§ **Data for processing**
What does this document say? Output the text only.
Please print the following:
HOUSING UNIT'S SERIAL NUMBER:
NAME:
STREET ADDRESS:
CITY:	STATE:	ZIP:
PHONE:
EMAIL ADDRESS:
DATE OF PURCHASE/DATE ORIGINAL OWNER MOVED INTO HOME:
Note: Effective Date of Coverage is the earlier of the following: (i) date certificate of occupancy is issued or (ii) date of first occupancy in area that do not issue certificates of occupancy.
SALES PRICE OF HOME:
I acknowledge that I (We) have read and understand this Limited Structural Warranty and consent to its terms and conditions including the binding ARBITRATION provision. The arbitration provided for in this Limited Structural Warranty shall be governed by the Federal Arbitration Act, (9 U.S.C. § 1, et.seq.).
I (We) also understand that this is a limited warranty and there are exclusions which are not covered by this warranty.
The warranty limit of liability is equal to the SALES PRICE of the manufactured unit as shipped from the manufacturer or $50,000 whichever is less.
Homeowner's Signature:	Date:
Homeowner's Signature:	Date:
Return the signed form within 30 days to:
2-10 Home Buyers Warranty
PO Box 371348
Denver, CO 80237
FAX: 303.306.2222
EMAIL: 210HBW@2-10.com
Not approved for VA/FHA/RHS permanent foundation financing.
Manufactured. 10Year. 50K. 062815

§ **Aim of the task**
Give the material above again, word for word.

§ **Solution to the exercise**
What does this document say? Output the text only.
Please print the following:
HOUSING UNIT'S SERIAL NUMBER:
NAME:
STREET ADDRESS:
CITY:	STATE:	ZIP:
PHONE:
EMAIL ADDRESS:
DATE OF PURCHASE/DATE ORIGINAL OWNER MOVED INTO HOME:
Note: Effective Date of Coverage is the earlier of the following: (i) date certificate of occupancy is issued or (ii) date of first occupancy in area that do not issue certificates of occupancy.
SALES PRICE OF HOME:
I acknowledge that I (We) have read and understand this Limited Structural Warranty and consent to its terms and conditions including the binding ARBITRATION provision. The arbitration provided for in this Limited Structural Warranty shall be governed by the Federal Arbitration Act, (9 U.S.C. § 1, et.seq.).
I (We) also understand that this is a limited warranty and there are exclusions which are not covered by this warranty.
The warranty limit of liability is equal to the SALES PRICE of the manufactured unit as shipped from the manufacturer or $50,000 whichever is less.
Homeowner's Signature:	Date:
Homeowner's Signature:	Date:
Return the signed form within 30 days to:
2-10 Home Buyers Warranty
PO Box 371348
Denver, CO 80237
FAX: 303.306.2222
EMAIL: 210HBW@2-10.com
Not approved for VA/FHA/RHS permanent foundation financing.
Manufactured. 10Year. 50K. 062815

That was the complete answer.